*Work instructions*: Return every record below exactly as written, but leave out the pictures.

*Exercise material*:
_____

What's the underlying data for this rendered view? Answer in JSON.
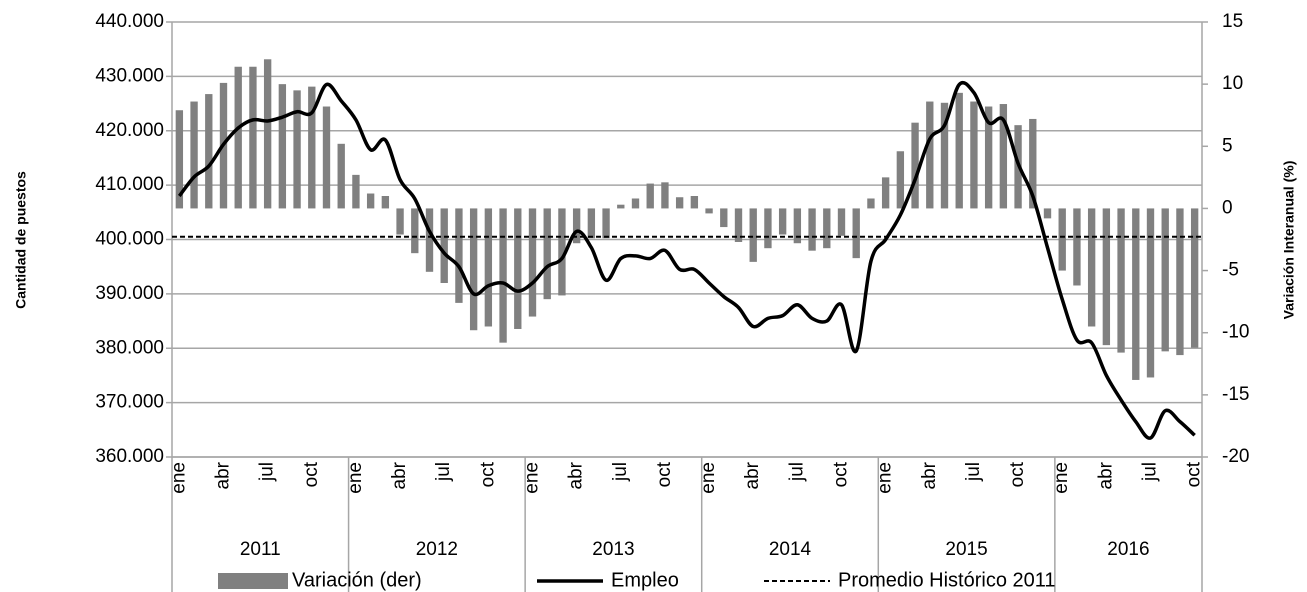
{
  "chart_data": {
    "type": "combo",
    "y_label": "Cantidad de puestos",
    "y2_label": "Variación Interanual (%)",
    "categories": [
      "ene",
      null,
      null,
      "abr",
      null,
      null,
      "jul",
      null,
      null,
      "oct",
      null,
      null,
      "ene",
      null,
      null,
      "abr",
      null,
      null,
      "jul",
      null,
      null,
      "oct",
      null,
      null,
      "ene",
      null,
      null,
      "abr",
      null,
      null,
      "jul",
      null,
      null,
      "oct",
      null,
      null,
      "ene",
      null,
      null,
      "abr",
      null,
      null,
      "jul",
      null,
      null,
      "oct",
      null,
      null,
      "ene",
      null,
      null,
      "abr",
      null,
      null,
      "jul",
      null,
      null,
      "oct",
      null,
      null,
      "ene",
      null,
      null,
      "abr",
      null,
      null,
      "jul",
      null,
      null,
      "oct"
    ],
    "category_groups": [
      "2011",
      "2012",
      "2013",
      "2014",
      "2015",
      "2016"
    ],
    "ylim": [
      360000,
      440000
    ],
    "yticks": [
      {
        "value": 360000,
        "label": "360.000"
      },
      {
        "value": 370000,
        "label": "370.000"
      },
      {
        "value": 380000,
        "label": "380.000"
      },
      {
        "value": 390000,
        "label": "390.000"
      },
      {
        "value": 400000,
        "label": "400.000"
      },
      {
        "value": 410000,
        "label": "410.000"
      },
      {
        "value": 420000,
        "label": "420.000"
      },
      {
        "value": 430000,
        "label": "430.000"
      },
      {
        "value": 440000,
        "label": "440.000"
      }
    ],
    "y2lim": [
      -20,
      15
    ],
    "y2ticks": [
      -20,
      -15,
      -10,
      -5,
      0,
      5,
      10,
      15
    ],
    "grid": true,
    "legend": "bottom",
    "series": [
      {
        "name": "Variación (der)",
        "type": "bar",
        "axis": "y2",
        "color": "#808080",
        "values": [
          7.9,
          8.6,
          9.2,
          10.1,
          11.4,
          11.4,
          12.0,
          10.0,
          9.5,
          9.8,
          8.2,
          5.2,
          2.7,
          1.2,
          1.0,
          -2.1,
          -3.6,
          -5.1,
          -6.0,
          -7.6,
          -9.8,
          -9.5,
          -10.8,
          -9.7,
          -8.7,
          -7.3,
          -7.0,
          -2.8,
          -2.4,
          -2.4,
          0.3,
          0.8,
          2.0,
          2.1,
          0.9,
          1.0,
          -0.4,
          -1.5,
          -2.7,
          -4.3,
          -3.2,
          -2.1,
          -2.8,
          -3.4,
          -3.2,
          -2.2,
          -4.0,
          0.8,
          2.5,
          4.6,
          6.9,
          8.6,
          8.5,
          9.3,
          8.6,
          8.2,
          8.4,
          6.7,
          7.2,
          -0.8,
          -5.0,
          -6.2,
          -9.5,
          -11.0,
          -11.6,
          -13.8,
          -13.6,
          -11.5,
          -11.8,
          -11.2
        ]
      },
      {
        "name": "Empleo",
        "type": "line",
        "axis": "y",
        "color": "#000000",
        "values": [
          408000,
          411500,
          413500,
          417500,
          420500,
          422000,
          421800,
          422500,
          423500,
          423300,
          428500,
          425500,
          422000,
          416500,
          418300,
          411000,
          407500,
          401500,
          397500,
          395000,
          390000,
          391500,
          392000,
          390500,
          392000,
          395000,
          396500,
          401500,
          398500,
          392500,
          396500,
          397000,
          396500,
          398000,
          394500,
          394500,
          392000,
          389500,
          387500,
          384000,
          385500,
          386000,
          388000,
          385500,
          385000,
          388000,
          379500,
          396000,
          400000,
          404500,
          411000,
          418500,
          421000,
          428500,
          427000,
          421500,
          422000,
          414000,
          408000,
          398500,
          389000,
          381500,
          381000,
          375000,
          370500,
          366500,
          363500,
          368500,
          366500,
          364000
        ]
      },
      {
        "name": "Promedio Histórico 2011",
        "type": "hline",
        "axis": "y",
        "color": "#000000",
        "dashed": true,
        "value": 400500
      }
    ]
  }
}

_____

*Result of the exercise*:
What's the underlying data for this rendered view? Answer in JSON.
{
  "chart_data": {
    "type": "combo",
    "y_label": "Cantidad de puestos",
    "y2_label": "Variación Interanual (%)",
    "categories": [
      "ene",
      null,
      null,
      "abr",
      null,
      null,
      "jul",
      null,
      null,
      "oct",
      null,
      null,
      "ene",
      null,
      null,
      "abr",
      null,
      null,
      "jul",
      null,
      null,
      "oct",
      null,
      null,
      "ene",
      null,
      null,
      "abr",
      null,
      null,
      "jul",
      null,
      null,
      "oct",
      null,
      null,
      "ene",
      null,
      null,
      "abr",
      null,
      null,
      "jul",
      null,
      null,
      "oct",
      null,
      null,
      "ene",
      null,
      null,
      "abr",
      null,
      null,
      "jul",
      null,
      null,
      "oct",
      null,
      null,
      "ene",
      null,
      null,
      "abr",
      null,
      null,
      "jul",
      null,
      null,
      "oct"
    ],
    "category_groups": [
      "2011",
      "2012",
      "2013",
      "2014",
      "2015",
      "2016"
    ],
    "ylim": [
      360000,
      440000
    ],
    "yticks": [
      {
        "value": 360000,
        "label": "360.000"
      },
      {
        "value": 370000,
        "label": "370.000"
      },
      {
        "value": 380000,
        "label": "380.000"
      },
      {
        "value": 390000,
        "label": "390.000"
      },
      {
        "value": 400000,
        "label": "400.000"
      },
      {
        "value": 410000,
        "label": "410.000"
      },
      {
        "value": 420000,
        "label": "420.000"
      },
      {
        "value": 430000,
        "label": "430.000"
      },
      {
        "value": 440000,
        "label": "440.000"
      }
    ],
    "y2lim": [
      -20,
      15
    ],
    "y2ticks": [
      -20,
      -15,
      -10,
      -5,
      0,
      5,
      10,
      15
    ],
    "grid": true,
    "legend": "bottom",
    "series": [
      {
        "name": "Variación (der)",
        "type": "bar",
        "axis": "y2",
        "color": "#808080",
        "values": [
          7.9,
          8.6,
          9.2,
          10.1,
          11.4,
          11.4,
          12.0,
          10.0,
          9.5,
          9.8,
          8.2,
          5.2,
          2.7,
          1.2,
          1.0,
          -2.1,
          -3.6,
          -5.1,
          -6.0,
          -7.6,
          -9.8,
          -9.5,
          -10.8,
          -9.7,
          -8.7,
          -7.3,
          -7.0,
          -2.8,
          -2.4,
          -2.4,
          0.3,
          0.8,
          2.0,
          2.1,
          0.9,
          1.0,
          -0.4,
          -1.5,
          -2.7,
          -4.3,
          -3.2,
          -2.1,
          -2.8,
          -3.4,
          -3.2,
          -2.2,
          -4.0,
          0.8,
          2.5,
          4.6,
          6.9,
          8.6,
          8.5,
          9.3,
          8.6,
          8.2,
          8.4,
          6.7,
          7.2,
          -0.8,
          -5.0,
          -6.2,
          -9.5,
          -11.0,
          -11.6,
          -13.8,
          -13.6,
          -11.5,
          -11.8,
          -11.2
        ]
      },
      {
        "name": "Empleo",
        "type": "line",
        "axis": "y",
        "color": "#000000",
        "values": [
          408000,
          411500,
          413500,
          417500,
          420500,
          422000,
          421800,
          422500,
          423500,
          423300,
          428500,
          425500,
          422000,
          416500,
          418300,
          411000,
          407500,
          401500,
          397500,
          395000,
          390000,
          391500,
          392000,
          390500,
          392000,
          395000,
          396500,
          401500,
          398500,
          392500,
          396500,
          397000,
          396500,
          398000,
          394500,
          394500,
          392000,
          389500,
          387500,
          384000,
          385500,
          386000,
          388000,
          385500,
          385000,
          388000,
          379500,
          396000,
          400000,
          404500,
          411000,
          418500,
          421000,
          428500,
          427000,
          421500,
          422000,
          414000,
          408000,
          398500,
          389000,
          381500,
          381000,
          375000,
          370500,
          366500,
          363500,
          368500,
          366500,
          364000
        ]
      },
      {
        "name": "Promedio Histórico 2011",
        "type": "hline",
        "axis": "y",
        "color": "#000000",
        "dashed": true,
        "value": 400500
      }
    ]
  }
}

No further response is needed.